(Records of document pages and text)
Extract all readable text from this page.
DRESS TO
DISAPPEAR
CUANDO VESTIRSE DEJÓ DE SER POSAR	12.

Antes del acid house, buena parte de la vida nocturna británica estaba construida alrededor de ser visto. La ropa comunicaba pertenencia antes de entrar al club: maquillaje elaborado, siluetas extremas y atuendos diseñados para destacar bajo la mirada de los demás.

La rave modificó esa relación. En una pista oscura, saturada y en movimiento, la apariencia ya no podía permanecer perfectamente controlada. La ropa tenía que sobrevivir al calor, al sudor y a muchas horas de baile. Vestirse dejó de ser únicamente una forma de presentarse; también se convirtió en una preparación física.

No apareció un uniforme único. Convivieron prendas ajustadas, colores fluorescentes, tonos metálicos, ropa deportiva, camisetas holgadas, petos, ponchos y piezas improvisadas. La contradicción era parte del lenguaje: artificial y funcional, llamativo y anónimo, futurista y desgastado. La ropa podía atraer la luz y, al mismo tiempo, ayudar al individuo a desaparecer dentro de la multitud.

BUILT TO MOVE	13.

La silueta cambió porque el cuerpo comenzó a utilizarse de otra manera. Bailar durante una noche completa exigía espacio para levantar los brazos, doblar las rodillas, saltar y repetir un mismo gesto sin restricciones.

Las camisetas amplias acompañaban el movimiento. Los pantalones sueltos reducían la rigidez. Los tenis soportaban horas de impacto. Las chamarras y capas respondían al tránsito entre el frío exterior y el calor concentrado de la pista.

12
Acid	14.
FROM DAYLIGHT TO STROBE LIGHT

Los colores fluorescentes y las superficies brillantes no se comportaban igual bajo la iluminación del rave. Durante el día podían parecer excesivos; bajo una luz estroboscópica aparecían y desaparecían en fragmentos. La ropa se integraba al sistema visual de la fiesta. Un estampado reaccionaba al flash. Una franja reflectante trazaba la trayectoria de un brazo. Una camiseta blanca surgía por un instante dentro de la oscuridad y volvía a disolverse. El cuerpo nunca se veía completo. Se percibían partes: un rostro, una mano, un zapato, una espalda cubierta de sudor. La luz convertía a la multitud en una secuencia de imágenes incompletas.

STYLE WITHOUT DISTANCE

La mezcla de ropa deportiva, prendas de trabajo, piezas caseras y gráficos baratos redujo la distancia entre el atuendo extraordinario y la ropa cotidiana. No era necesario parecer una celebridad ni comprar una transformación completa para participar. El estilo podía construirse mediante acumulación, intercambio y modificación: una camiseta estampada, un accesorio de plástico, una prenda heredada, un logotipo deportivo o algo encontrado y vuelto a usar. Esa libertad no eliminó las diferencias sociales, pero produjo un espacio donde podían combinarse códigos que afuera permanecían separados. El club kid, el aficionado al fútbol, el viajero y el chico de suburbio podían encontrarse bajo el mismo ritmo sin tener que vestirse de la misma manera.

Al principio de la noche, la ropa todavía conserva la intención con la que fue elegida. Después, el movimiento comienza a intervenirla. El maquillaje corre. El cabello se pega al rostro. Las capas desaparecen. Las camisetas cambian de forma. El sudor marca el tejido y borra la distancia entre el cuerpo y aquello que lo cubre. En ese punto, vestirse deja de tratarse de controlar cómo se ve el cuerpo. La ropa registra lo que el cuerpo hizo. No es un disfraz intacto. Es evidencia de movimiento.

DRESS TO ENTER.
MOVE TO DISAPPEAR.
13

▸ **Action item**:
Go through the records above and copy every line with the word "rostro".

▸ **Output for this task**:
Los colores fluorescentes y las superficies brillantes no se comportaban igual bajo la iluminación del rave. Durante el día podían parecer excesivos; bajo una luz estroboscópica aparecían y desaparecían en fragmentos. La ropa se integraba al sistema visual de la fiesta. Un estampado reaccionaba al flash. Una franja reflectante trazaba la trayectoria de un brazo. Una camiseta blanca surgía por un instante dentro de la oscuridad y volvía a disolverse. El cuerpo nunca se veía completo. Se percibían partes: un rostro, una mano, un zapato, una espalda cubierta de sudor. La luz convertía a la multitud en una secuencia de imágenes incompletas.
Al principio de la noche, la ropa todavía conserva la intención con la que fue elegida. Después, el movimiento comienza a intervenirla. El maquillaje corre. El cabello se pega al rostro. Las capas desaparecen. Las camisetas cambian de forma. El sudor marca el tejido y borra la distancia entre el cuerpo y aquello que lo cubre. En ese punto, vestirse deja de tratarse de controlar cómo se ve el cuerpo. La ropa registra lo que el cuerpo hizo. No es un disfraz intacto. Es evidencia de movimiento.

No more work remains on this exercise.